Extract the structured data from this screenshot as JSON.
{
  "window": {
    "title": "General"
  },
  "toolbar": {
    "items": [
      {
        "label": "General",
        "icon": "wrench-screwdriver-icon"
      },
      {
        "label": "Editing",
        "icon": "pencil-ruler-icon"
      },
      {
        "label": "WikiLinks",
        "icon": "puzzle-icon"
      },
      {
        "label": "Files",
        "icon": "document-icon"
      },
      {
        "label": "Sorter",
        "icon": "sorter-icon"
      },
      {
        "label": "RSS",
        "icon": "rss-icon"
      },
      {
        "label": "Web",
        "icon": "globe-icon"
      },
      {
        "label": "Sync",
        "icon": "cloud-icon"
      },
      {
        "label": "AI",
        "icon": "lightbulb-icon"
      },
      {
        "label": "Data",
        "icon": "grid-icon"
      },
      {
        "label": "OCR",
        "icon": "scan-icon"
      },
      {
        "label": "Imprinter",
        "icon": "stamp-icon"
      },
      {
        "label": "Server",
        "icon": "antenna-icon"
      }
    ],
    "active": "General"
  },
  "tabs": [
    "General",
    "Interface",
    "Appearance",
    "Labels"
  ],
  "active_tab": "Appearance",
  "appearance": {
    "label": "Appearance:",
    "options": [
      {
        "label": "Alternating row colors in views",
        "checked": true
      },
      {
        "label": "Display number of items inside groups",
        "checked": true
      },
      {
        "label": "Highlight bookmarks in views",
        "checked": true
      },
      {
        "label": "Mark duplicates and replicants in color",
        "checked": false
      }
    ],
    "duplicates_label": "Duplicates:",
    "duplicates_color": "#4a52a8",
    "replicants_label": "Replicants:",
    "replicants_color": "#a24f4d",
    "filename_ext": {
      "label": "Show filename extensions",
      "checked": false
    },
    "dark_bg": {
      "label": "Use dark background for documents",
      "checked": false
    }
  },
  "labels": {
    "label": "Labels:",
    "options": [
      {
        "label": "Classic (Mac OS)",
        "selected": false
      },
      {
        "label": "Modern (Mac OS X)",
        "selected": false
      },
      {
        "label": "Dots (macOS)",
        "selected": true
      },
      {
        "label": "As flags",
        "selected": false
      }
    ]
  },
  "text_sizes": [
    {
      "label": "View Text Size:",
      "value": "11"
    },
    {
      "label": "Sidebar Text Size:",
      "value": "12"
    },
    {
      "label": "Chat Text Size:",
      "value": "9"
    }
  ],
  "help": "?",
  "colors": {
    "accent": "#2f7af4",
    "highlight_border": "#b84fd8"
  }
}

=== Problem description ===
Quote every record above exactly.

=== Solved exercise ===
Extract the structured data from this screenshot as JSON.
{
  "window": {
    "title": "General"
  },
  "toolbar": {
    "items": [
      {
        "label": "General",
        "icon": "wrench-screwdriver-icon"
      },
      {
        "label": "Editing",
        "icon": "pencil-ruler-icon"
      },
      {
        "label": "WikiLinks",
        "icon": "puzzle-icon"
      },
      {
        "label": "Files",
        "icon": "document-icon"
      },
      {
        "label": "Sorter",
        "icon": "sorter-icon"
      },
      {
        "label": "RSS",
        "icon": "rss-icon"
      },
      {
        "label": "Web",
        "icon": "globe-icon"
      },
      {
        "label": "Sync",
        "icon": "cloud-icon"
      },
      {
        "label": "AI",
        "icon": "lightbulb-icon"
      },
      {
        "label": "Data",
        "icon": "grid-icon"
      },
      {
        "label": "OCR",
        "icon": "scan-icon"
      },
      {
        "label": "Imprinter",
        "icon": "stamp-icon"
      },
      {
        "label": "Server",
        "icon": "antenna-icon"
      }
    ],
    "active": "General"
  },
  "tabs": [
    "General",
    "Interface",
    "Appearance",
    "Labels"
  ],
  "active_tab": "Appearance",
  "appearance": {
    "label": "Appearance:",
    "options": [
      {
        "label": "Alternating row colors in views",
        "checked": true
      },
      {
        "label": "Display number of items inside groups",
        "checked": true
      },
      {
        "label": "Highlight bookmarks in views",
        "checked": true
      },
      {
        "label": "Mark duplicates and replicants in color",
        "checked": false
      }
    ],
    "duplicates_label": "Duplicates:",
    "duplicates_color": "#4a52a8",
    "replicants_label": "Replicants:",
    "replicants_color": "#a24f4d",
    "filename_ext": {
      "label": "Show filename extensions",
      "checked": false
    },
    "dark_bg": {
      "label": "Use dark background for documents",
      "checked": false
    }
  },
  "labels": {
    "label": "Labels:",
    "options": [
      {
        "label": "Classic (Mac OS)",
        "selected": false
      },
      {
        "label": "Modern (Mac OS X)",
        "selected": false
      },
      {
        "label": "Dots (macOS)",
        "selected": true
      },
      {
        "label": "As flags",
        "selected": false
      }
    ]
  },
  "text_sizes": [
    {
      "label": "View Text Size:",
      "value": "11"
    },
    {
      "label": "Sidebar Text Size:",
      "value": "12"
    },
    {
      "label": "Chat Text Size:",
      "value": "9"
    }
  ],
  "help": "?",
  "colors": {
    "accent": "#2f7af4",
    "highlight_border": "#b84fd8"
  }
}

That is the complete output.